#### WORK TO COMPLETE:
Transcribe the whole listing below. Pictures do not go in the copy.

#### RECORDED INFORMATION:

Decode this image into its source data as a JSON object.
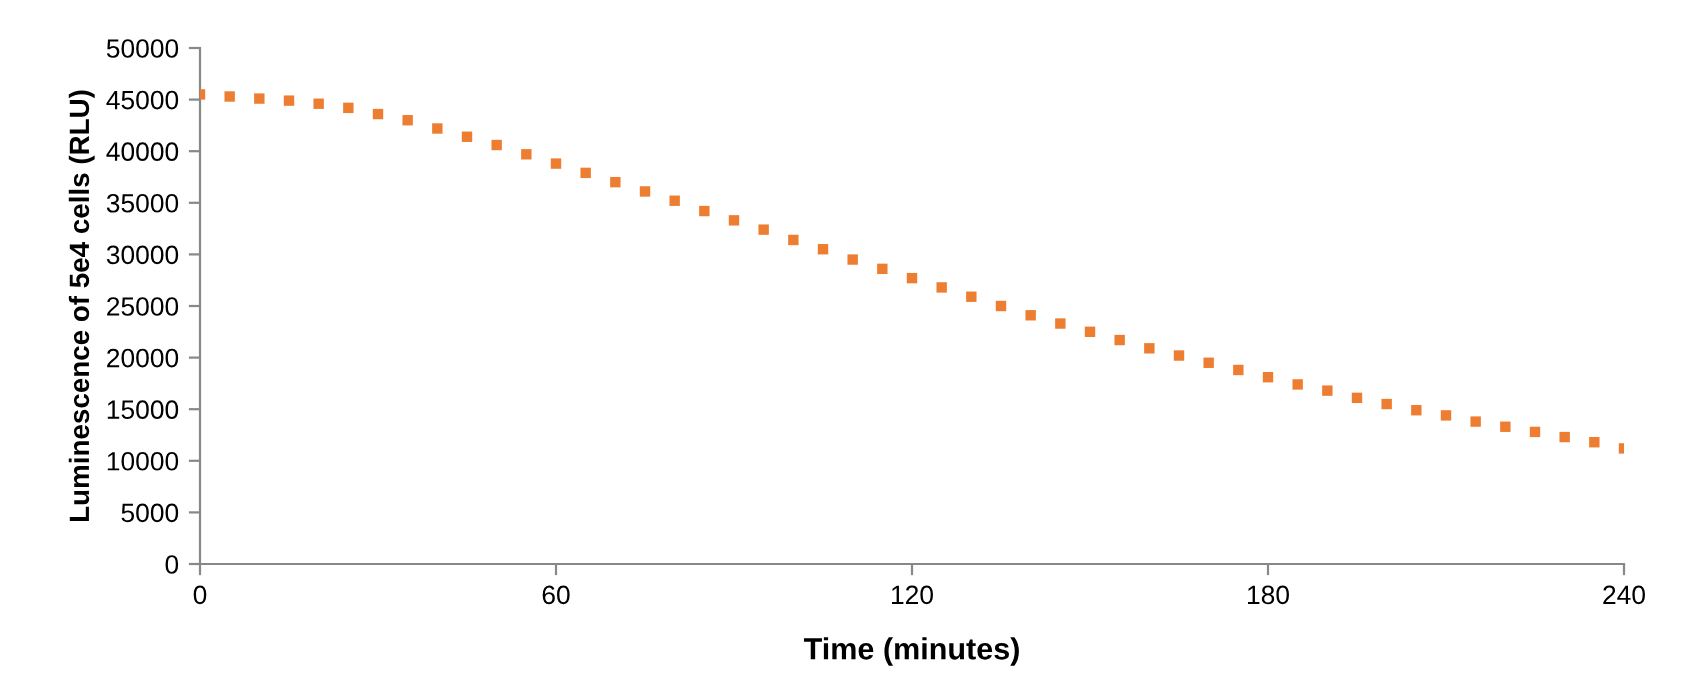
{
  "chart_data": {
    "type": "scatter",
    "xlabel": "Time (minutes)",
    "ylabel": "Luminescence of 5e4 cells (RLU)",
    "xlim": [
      0,
      240
    ],
    "xticks": [
      0,
      60,
      120,
      180,
      240
    ],
    "ylim": [
      0,
      50000
    ],
    "yticks": [
      0,
      5000,
      10000,
      15000,
      20000,
      25000,
      30000,
      35000,
      40000,
      45000,
      50000
    ],
    "grid": false,
    "legend": false,
    "marker": "square",
    "x": [
      0,
      5,
      10,
      15,
      20,
      25,
      30,
      35,
      40,
      45,
      50,
      55,
      60,
      65,
      70,
      75,
      80,
      85,
      90,
      95,
      100,
      105,
      110,
      115,
      120,
      125,
      130,
      135,
      140,
      145,
      150,
      155,
      160,
      165,
      170,
      175,
      180,
      185,
      190,
      195,
      200,
      205,
      210,
      215,
      220,
      225,
      230,
      235,
      240
    ],
    "series": [
      {
        "color": "#ed7d31",
        "values": [
          45500,
          45300,
          45100,
          44900,
          44600,
          44200,
          43600,
          43000,
          42200,
          41400,
          40600,
          39700,
          38800,
          37900,
          37000,
          36100,
          35200,
          34200,
          33300,
          32400,
          31400,
          30500,
          29500,
          28600,
          27700,
          26800,
          25900,
          25000,
          24100,
          23300,
          22500,
          21700,
          20900,
          20200,
          19500,
          18800,
          18100,
          17400,
          16800,
          16100,
          15500,
          14900,
          14400,
          13800,
          13300,
          12800,
          12300,
          11800,
          11200
        ]
      }
    ]
  }
}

#### EXPECTED ANSWER:
Decode this image into its source data as a JSON object.
{
  "chart_data": {
    "type": "scatter",
    "xlabel": "Time (minutes)",
    "ylabel": "Luminescence of 5e4 cells (RLU)",
    "xlim": [
      0,
      240
    ],
    "xticks": [
      0,
      60,
      120,
      180,
      240
    ],
    "ylim": [
      0,
      50000
    ],
    "yticks": [
      0,
      5000,
      10000,
      15000,
      20000,
      25000,
      30000,
      35000,
      40000,
      45000,
      50000
    ],
    "grid": false,
    "legend": false,
    "marker": "square",
    "x": [
      0,
      5,
      10,
      15,
      20,
      25,
      30,
      35,
      40,
      45,
      50,
      55,
      60,
      65,
      70,
      75,
      80,
      85,
      90,
      95,
      100,
      105,
      110,
      115,
      120,
      125,
      130,
      135,
      140,
      145,
      150,
      155,
      160,
      165,
      170,
      175,
      180,
      185,
      190,
      195,
      200,
      205,
      210,
      215,
      220,
      225,
      230,
      235,
      240
    ],
    "series": [
      {
        "color": "#ed7d31",
        "values": [
          45500,
          45300,
          45100,
          44900,
          44600,
          44200,
          43600,
          43000,
          42200,
          41400,
          40600,
          39700,
          38800,
          37900,
          37000,
          36100,
          35200,
          34200,
          33300,
          32400,
          31400,
          30500,
          29500,
          28600,
          27700,
          26800,
          25900,
          25000,
          24100,
          23300,
          22500,
          21700,
          20900,
          20200,
          19500,
          18800,
          18100,
          17400,
          16800,
          16100,
          15500,
          14900,
          14400,
          13800,
          13300,
          12800,
          12300,
          11800,
          11200
        ]
      }
    ]
  }
}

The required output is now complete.